Job: Print the listing below exactly.
## BEGIN
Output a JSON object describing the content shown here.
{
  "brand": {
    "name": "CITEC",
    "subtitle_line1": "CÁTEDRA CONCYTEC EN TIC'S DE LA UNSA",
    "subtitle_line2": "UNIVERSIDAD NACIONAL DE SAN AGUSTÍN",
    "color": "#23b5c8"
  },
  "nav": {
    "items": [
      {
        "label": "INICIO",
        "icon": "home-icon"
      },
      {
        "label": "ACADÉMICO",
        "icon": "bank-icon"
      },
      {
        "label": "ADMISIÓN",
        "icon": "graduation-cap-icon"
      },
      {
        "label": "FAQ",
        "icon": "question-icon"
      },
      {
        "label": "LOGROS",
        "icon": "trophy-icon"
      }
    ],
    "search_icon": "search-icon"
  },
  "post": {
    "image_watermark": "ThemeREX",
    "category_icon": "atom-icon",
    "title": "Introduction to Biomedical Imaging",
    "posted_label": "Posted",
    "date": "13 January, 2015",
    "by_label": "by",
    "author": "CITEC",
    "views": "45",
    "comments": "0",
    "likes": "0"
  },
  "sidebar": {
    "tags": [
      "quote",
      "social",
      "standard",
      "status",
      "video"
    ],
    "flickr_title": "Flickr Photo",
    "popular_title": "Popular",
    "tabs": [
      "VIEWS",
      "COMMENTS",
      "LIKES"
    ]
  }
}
## END
Task result:
Output a JSON object describing the content shown here.
{
  "brand": {
    "name": "CITEC",
    "subtitle_line1": "CÁTEDRA CONCYTEC EN TIC'S DE LA UNSA",
    "subtitle_line2": "UNIVERSIDAD NACIONAL DE SAN AGUSTÍN",
    "color": "#23b5c8"
  },
  "nav": {
    "items": [
      {
        "label": "INICIO",
        "icon": "home-icon"
      },
      {
        "label": "ACADÉMICO",
        "icon": "bank-icon"
      },
      {
        "label": "ADMISIÓN",
        "icon": "graduation-cap-icon"
      },
      {
        "label": "FAQ",
        "icon": "question-icon"
      },
      {
        "label": "LOGROS",
        "icon": "trophy-icon"
      }
    ],
    "search_icon": "search-icon"
  },
  "post": {
    "image_watermark": "ThemeREX",
    "category_icon": "atom-icon",
    "title": "Introduction to Biomedical Imaging",
    "posted_label": "Posted",
    "date": "13 January, 2015",
    "by_label": "by",
    "author": "CITEC",
    "views": "45",
    "comments": "0",
    "likes": "0"
  },
  "sidebar": {
    "tags": [
      "quote",
      "social",
      "standard",
      "status",
      "video"
    ],
    "flickr_title": "Flickr Photo",
    "popular_title": "Popular",
    "tabs": [
      "VIEWS",
      "COMMENTS",
      "LIKES"
    ]
  }
}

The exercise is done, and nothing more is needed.